▶ [SET TASK]:
Write out the whole listing again, exactly as given.

== GIVEN RECORDS ==

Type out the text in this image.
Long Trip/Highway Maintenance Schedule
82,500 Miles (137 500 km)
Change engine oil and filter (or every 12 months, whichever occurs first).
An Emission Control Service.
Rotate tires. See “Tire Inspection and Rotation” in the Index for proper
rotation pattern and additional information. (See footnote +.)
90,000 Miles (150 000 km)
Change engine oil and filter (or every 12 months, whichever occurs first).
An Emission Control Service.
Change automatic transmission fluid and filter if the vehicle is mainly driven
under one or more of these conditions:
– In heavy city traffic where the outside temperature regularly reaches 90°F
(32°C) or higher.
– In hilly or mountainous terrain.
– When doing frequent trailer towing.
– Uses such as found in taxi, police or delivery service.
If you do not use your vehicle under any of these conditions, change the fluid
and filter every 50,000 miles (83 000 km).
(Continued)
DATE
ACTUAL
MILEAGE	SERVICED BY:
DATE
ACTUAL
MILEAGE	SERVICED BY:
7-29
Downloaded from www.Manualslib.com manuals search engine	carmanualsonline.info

===

▶ [REPLY]:
Type out the text in this image.
Long Trip/Highway Maintenance Schedule
82,500 Miles (137 500 km)
Change engine oil and filter (or every 12 months, whichever occurs first).
An Emission Control Service.
Rotate tires. See “Tire Inspection and Rotation” in the Index for proper
rotation pattern and additional information. (See footnote +.)
90,000 Miles (150 000 km)
Change engine oil and filter (or every 12 months, whichever occurs first).
An Emission Control Service.
Change automatic transmission fluid and filter if the vehicle is mainly driven
under one or more of these conditions:
– In heavy city traffic where the outside temperature regularly reaches 90°F
(32°C) or higher.
– In hilly or mountainous terrain.
– When doing frequent trailer towing.
– Uses such as found in taxi, police or delivery service.
If you do not use your vehicle under any of these conditions, change the fluid
and filter every 50,000 miles (83 000 km).
(Continued)
DATE
ACTUAL
MILEAGE	SERVICED BY:
DATE
ACTUAL
MILEAGE	SERVICED BY:
7-29
Downloaded from www.Manualslib.com manuals search engine	carmanualsonline.info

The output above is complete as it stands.